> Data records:
[START]

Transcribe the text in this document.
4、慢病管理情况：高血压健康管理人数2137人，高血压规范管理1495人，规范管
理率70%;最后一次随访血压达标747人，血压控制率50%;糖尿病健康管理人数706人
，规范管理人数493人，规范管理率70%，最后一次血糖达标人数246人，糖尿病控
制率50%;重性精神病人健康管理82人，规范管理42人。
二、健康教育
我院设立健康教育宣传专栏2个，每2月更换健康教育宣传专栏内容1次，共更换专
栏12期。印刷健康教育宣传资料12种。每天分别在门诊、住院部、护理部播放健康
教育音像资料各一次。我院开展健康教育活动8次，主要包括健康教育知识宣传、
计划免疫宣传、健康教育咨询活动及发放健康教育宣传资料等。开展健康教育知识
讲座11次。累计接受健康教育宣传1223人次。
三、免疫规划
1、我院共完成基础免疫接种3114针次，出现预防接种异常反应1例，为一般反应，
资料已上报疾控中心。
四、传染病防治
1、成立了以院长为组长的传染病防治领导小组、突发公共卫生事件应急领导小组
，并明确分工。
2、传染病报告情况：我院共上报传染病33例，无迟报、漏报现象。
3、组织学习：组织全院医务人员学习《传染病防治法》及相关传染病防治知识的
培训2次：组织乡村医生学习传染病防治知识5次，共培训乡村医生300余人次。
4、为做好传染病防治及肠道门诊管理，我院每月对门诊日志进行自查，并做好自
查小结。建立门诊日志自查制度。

[END]

Write out the entries in full, exactly as given.

Transcribe the text in this document.
4、慢病管理情况：高血压健康管理人数2137人，高血压规范管理1495人，规范管
理率70%;最后一次随访血压达标747人，血压控制率50%;糖尿病健康管理人数706人
，规范管理人数493人，规范管理率70%，最后一次血糖达标人数246人，糖尿病控
制率50%;重性精神病人健康管理82人，规范管理42人。
二、健康教育
我院设立健康教育宣传专栏2个，每2月更换健康教育宣传专栏内容1次，共更换专
栏12期。印刷健康教育宣传资料12种。每天分别在门诊、住院部、护理部播放健康
教育音像资料各一次。我院开展健康教育活动8次，主要包括健康教育知识宣传、
计划免疫宣传、健康教育咨询活动及发放健康教育宣传资料等。开展健康教育知识
讲座11次。累计接受健康教育宣传1223人次。
三、免疫规划
1、我院共完成基础免疫接种3114针次，出现预防接种异常反应1例，为一般反应，
资料已上报疾控中心。
四、传染病防治
1、成立了以院长为组长的传染病防治领导小组、突发公共卫生事件应急领导小组
，并明确分工。
2、传染病报告情况：我院共上报传染病33例，无迟报、漏报现象。
3、组织学习：组织全院医务人员学习《传染病防治法》及相关传染病防治知识的
培训2次：组织乡村医生学习传染病防治知识5次，共培训乡村医生300余人次。
4、为做好传染病防治及肠道门诊管理，我院每月对门诊日志进行自查，并做好自
查小结。建立门诊日志自查制度。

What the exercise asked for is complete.